▸ **YOUR TASK**
Could every line of the data be printed exactly as it reads?

▸ **DATA EXTRACT**
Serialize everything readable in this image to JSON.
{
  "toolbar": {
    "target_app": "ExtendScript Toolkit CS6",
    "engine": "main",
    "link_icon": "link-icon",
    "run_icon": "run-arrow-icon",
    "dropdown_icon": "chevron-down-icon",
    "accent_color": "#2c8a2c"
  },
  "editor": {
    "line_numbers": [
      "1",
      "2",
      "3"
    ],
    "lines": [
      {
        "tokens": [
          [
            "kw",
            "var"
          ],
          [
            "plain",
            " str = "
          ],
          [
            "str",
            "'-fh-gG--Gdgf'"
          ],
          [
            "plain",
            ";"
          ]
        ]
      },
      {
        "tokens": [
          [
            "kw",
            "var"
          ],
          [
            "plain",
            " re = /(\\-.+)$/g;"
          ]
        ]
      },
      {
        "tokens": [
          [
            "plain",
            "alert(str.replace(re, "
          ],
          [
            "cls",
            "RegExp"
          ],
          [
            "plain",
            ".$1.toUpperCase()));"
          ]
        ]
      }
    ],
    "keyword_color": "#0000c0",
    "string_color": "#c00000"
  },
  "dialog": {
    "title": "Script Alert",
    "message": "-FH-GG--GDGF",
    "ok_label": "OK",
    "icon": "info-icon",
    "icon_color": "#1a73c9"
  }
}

▸ **IN RESPONSE**
Serialize everything readable in this image to JSON.
{
  "toolbar": {
    "target_app": "ExtendScript Toolkit CS6",
    "engine": "main",
    "link_icon": "link-icon",
    "run_icon": "run-arrow-icon",
    "dropdown_icon": "chevron-down-icon",
    "accent_color": "#2c8a2c"
  },
  "editor": {
    "line_numbers": [
      "1",
      "2",
      "3"
    ],
    "lines": [
      {
        "tokens": [
          [
            "kw",
            "var"
          ],
          [
            "plain",
            " str = "
          ],
          [
            "str",
            "'-fh-gG--Gdgf'"
          ],
          [
            "plain",
            ";"
          ]
        ]
      },
      {
        "tokens": [
          [
            "kw",
            "var"
          ],
          [
            "plain",
            " re = /(\\-.+)$/g;"
          ]
        ]
      },
      {
        "tokens": [
          [
            "plain",
            "alert(str.replace(re, "
          ],
          [
            "cls",
            "RegExp"
          ],
          [
            "plain",
            ".$1.toUpperCase()));"
          ]
        ]
      }
    ],
    "keyword_color": "#0000c0",
    "string_color": "#c00000"
  },
  "dialog": {
    "title": "Script Alert",
    "message": "-FH-GG--GDGF",
    "ok_label": "OK",
    "icon": "info-icon",
    "icon_color": "#1a73c9"
  }
}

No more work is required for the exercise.